Locate the word "have" in the data below, then copy every line that holds it.

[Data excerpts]

+++

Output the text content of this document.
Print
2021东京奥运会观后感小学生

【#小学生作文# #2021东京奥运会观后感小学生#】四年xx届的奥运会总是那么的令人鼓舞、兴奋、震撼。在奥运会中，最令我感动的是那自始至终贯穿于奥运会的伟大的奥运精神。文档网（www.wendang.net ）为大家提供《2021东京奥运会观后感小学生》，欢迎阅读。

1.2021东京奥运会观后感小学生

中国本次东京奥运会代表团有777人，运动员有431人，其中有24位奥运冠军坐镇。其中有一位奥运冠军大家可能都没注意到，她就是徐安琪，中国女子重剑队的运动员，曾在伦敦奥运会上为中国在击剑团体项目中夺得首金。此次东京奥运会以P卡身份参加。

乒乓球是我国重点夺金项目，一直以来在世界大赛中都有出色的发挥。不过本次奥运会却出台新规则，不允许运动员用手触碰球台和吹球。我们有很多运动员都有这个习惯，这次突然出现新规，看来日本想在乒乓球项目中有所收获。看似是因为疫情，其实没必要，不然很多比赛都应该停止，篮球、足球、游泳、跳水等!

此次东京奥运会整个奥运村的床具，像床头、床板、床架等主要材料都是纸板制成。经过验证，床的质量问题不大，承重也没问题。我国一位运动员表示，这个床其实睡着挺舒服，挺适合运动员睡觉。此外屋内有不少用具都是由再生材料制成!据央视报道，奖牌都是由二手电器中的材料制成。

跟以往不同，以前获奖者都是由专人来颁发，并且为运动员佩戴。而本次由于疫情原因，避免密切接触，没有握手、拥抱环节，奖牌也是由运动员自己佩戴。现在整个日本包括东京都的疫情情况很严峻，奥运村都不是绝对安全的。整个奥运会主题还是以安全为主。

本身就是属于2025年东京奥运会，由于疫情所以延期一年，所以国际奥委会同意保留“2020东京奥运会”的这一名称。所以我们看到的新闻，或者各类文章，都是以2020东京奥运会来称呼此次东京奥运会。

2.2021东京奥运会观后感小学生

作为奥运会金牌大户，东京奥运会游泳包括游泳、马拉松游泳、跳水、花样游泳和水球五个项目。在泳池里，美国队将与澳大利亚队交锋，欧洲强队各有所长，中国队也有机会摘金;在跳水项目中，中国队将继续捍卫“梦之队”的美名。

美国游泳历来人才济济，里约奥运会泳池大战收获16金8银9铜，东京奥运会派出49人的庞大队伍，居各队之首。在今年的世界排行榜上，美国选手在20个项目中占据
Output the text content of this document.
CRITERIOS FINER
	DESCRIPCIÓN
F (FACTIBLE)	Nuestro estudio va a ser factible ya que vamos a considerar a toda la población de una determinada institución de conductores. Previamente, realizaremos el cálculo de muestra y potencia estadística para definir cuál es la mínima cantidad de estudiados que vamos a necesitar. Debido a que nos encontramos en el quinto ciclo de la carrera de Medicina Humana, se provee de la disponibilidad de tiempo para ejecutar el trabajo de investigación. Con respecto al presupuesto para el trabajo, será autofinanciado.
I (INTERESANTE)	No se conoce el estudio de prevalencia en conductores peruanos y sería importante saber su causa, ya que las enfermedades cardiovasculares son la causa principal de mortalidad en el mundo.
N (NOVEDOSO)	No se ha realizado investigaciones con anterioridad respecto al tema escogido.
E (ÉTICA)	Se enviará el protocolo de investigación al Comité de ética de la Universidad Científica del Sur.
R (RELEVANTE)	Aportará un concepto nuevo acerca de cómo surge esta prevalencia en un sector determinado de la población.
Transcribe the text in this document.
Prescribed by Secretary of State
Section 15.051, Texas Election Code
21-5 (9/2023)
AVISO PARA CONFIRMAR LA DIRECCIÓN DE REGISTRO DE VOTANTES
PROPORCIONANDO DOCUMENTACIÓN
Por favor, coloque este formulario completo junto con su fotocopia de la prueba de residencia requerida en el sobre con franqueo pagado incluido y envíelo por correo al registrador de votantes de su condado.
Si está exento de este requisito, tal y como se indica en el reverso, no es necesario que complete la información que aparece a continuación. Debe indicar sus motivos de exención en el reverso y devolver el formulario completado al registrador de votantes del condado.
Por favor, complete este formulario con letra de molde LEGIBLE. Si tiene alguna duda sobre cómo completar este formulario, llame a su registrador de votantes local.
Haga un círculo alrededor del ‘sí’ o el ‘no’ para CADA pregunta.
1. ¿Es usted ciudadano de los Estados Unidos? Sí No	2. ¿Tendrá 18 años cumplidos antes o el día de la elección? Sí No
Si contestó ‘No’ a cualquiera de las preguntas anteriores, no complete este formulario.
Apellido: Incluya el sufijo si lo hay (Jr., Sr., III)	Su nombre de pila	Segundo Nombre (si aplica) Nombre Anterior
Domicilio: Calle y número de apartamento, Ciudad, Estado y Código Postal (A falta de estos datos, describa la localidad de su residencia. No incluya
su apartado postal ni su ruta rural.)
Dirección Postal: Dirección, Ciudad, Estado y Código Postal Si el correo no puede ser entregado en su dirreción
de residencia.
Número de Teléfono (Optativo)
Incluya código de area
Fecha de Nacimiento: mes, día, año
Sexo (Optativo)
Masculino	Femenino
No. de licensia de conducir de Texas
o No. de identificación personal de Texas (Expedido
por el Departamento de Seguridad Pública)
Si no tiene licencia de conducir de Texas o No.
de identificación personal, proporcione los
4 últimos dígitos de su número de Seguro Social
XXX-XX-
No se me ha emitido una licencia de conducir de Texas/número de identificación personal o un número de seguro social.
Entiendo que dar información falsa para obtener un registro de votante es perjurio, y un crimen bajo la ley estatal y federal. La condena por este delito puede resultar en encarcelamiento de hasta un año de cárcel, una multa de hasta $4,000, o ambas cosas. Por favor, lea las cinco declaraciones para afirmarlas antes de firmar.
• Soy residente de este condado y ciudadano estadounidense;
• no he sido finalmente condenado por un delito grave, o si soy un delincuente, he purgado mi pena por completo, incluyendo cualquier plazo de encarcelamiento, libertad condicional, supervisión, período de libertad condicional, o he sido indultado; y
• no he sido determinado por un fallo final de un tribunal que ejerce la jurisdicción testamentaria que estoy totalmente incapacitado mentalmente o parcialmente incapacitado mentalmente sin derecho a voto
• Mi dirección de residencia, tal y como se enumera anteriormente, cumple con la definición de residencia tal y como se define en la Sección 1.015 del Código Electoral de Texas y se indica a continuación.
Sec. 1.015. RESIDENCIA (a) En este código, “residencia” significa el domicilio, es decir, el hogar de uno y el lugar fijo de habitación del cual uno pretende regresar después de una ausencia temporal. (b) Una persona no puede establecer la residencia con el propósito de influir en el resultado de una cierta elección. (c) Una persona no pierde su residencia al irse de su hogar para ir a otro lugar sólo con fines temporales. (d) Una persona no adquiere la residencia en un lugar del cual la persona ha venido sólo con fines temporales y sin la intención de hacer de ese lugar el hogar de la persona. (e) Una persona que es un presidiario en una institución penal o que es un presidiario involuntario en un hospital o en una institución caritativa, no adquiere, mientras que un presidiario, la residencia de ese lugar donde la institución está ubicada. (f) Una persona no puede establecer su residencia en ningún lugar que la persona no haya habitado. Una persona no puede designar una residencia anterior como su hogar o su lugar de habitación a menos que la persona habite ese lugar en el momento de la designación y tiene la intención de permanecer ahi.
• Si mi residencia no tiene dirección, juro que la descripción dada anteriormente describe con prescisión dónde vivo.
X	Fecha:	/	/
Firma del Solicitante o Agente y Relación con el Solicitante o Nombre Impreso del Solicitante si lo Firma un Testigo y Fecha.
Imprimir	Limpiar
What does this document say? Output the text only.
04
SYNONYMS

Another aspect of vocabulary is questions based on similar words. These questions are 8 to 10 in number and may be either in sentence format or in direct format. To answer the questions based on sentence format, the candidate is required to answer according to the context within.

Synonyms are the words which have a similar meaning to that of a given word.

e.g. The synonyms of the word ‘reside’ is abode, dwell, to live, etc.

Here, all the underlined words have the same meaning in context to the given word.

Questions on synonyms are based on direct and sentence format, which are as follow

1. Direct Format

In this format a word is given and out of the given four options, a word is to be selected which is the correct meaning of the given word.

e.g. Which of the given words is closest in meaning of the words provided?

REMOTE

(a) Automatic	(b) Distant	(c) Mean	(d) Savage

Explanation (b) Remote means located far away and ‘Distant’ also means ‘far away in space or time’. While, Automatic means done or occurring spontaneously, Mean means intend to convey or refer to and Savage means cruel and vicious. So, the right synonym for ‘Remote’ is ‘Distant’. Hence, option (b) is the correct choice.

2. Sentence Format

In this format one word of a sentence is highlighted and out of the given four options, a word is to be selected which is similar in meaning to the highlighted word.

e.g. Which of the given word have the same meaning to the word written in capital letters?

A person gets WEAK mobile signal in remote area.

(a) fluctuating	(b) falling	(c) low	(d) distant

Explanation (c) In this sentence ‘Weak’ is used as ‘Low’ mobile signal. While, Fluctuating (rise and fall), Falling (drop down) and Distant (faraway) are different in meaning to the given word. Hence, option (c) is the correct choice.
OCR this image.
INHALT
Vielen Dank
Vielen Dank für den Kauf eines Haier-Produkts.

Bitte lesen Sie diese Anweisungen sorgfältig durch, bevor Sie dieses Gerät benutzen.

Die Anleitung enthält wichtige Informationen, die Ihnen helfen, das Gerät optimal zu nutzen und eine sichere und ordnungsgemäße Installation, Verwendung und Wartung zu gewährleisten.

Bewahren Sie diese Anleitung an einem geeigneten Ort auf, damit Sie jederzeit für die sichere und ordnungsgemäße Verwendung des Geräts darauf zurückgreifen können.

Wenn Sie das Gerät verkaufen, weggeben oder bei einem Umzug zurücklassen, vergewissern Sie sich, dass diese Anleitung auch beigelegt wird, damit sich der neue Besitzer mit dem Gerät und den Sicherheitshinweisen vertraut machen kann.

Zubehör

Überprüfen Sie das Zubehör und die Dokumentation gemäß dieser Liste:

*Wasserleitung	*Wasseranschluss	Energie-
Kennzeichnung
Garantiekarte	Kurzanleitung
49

+++

Task answer ::
Synonyms are the words which have a similar meaning to that of a given word.
Here, all the underlined words have the same meaning in context to the given word.
e.g. Which of the given word have the same meaning to the word written in capital letters?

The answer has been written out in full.